[Your task] Report each line of the data that has "Object" somewhere in it.

[Part of a data file]
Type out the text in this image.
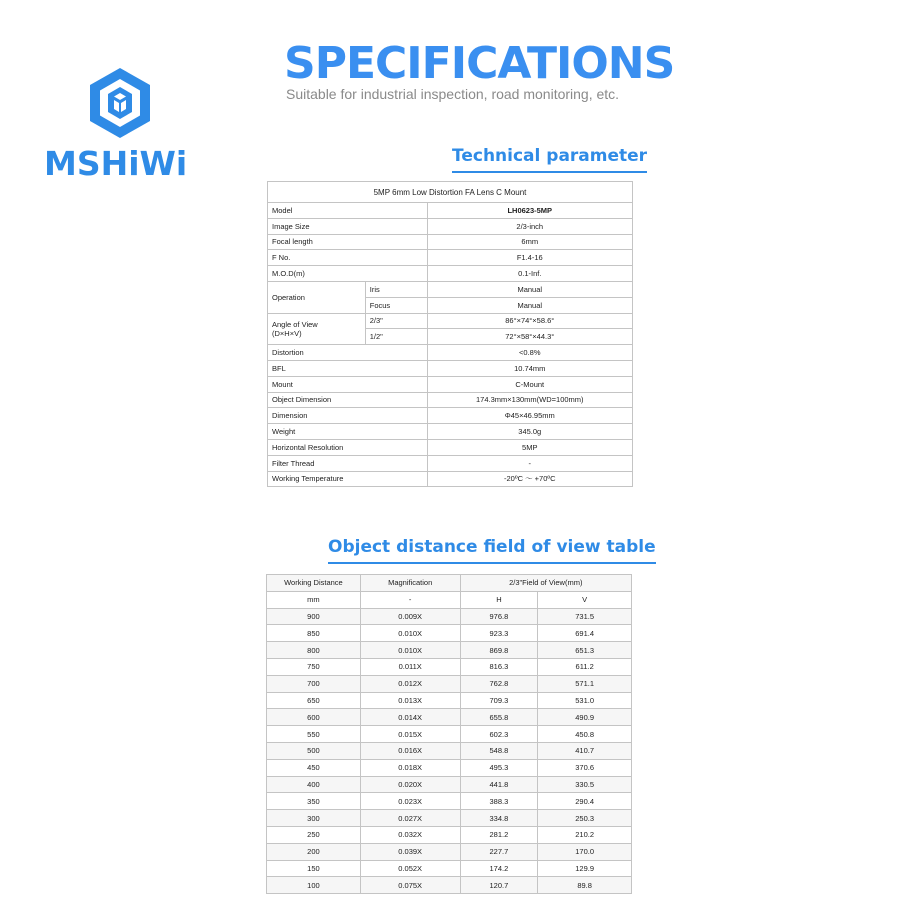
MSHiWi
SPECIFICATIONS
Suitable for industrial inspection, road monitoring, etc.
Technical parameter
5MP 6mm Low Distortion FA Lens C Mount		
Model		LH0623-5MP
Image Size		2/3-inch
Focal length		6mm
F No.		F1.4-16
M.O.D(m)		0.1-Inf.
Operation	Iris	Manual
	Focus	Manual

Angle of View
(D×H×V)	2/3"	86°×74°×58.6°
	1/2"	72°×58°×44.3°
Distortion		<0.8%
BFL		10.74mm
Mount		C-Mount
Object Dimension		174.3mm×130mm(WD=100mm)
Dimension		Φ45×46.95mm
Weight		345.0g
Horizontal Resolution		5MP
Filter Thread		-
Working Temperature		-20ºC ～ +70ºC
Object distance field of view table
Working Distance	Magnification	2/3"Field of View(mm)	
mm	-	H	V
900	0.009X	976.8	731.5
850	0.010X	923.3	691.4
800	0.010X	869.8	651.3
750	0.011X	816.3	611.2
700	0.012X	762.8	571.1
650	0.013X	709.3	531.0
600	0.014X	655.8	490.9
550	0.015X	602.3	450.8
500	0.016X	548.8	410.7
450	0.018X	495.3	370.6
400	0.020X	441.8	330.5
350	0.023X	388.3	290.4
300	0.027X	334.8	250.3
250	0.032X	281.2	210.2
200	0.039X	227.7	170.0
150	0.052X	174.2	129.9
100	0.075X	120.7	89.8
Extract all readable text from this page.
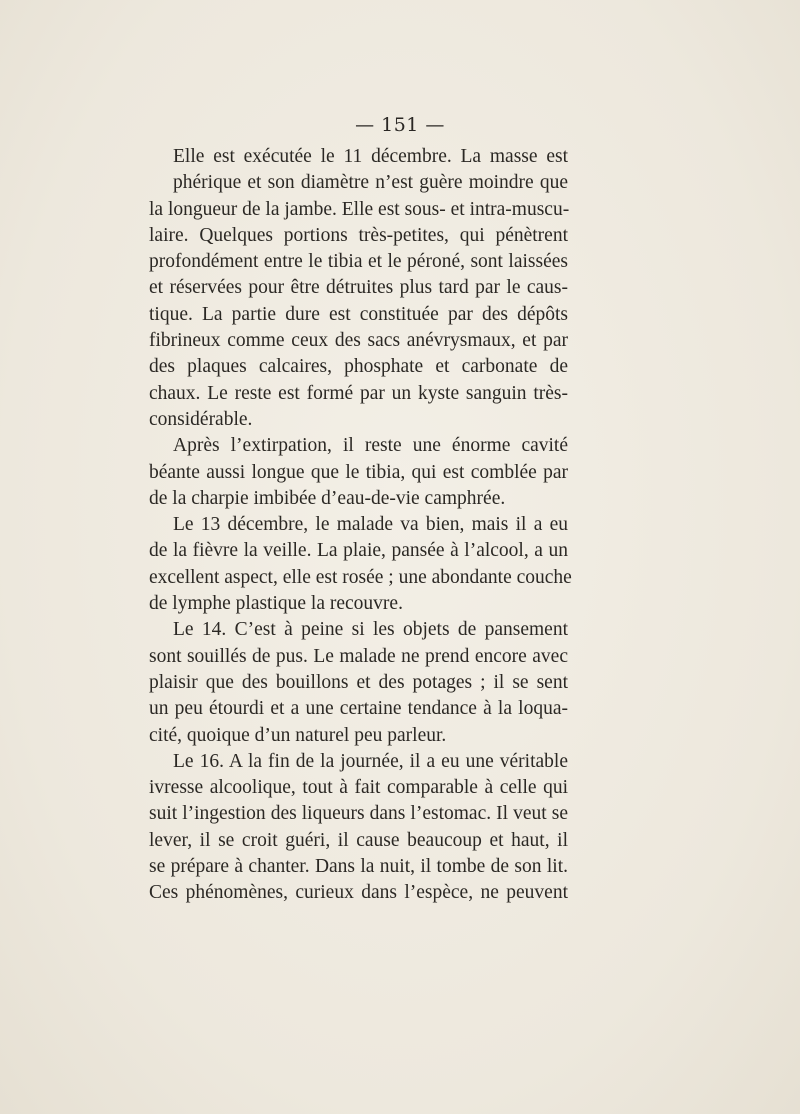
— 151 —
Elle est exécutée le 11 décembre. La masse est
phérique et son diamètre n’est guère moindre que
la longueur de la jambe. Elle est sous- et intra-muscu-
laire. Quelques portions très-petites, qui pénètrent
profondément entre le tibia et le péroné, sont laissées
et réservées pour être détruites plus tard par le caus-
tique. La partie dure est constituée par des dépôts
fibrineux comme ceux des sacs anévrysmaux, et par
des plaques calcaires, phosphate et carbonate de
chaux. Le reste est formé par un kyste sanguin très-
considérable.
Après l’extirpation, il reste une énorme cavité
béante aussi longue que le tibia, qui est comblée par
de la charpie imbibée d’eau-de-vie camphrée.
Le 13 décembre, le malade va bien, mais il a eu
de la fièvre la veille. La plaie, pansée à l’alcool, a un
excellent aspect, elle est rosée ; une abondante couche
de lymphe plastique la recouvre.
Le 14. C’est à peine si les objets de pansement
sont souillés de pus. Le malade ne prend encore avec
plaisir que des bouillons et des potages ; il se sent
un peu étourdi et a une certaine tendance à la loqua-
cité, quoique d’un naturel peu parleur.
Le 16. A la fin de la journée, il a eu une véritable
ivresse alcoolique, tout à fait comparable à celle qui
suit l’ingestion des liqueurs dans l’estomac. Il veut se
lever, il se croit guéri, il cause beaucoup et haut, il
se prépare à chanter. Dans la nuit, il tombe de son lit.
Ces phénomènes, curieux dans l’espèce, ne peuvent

[Solution to the problem]
Object Dimension		174.3mm×130mm(WD=100mm)
Object distance field of view table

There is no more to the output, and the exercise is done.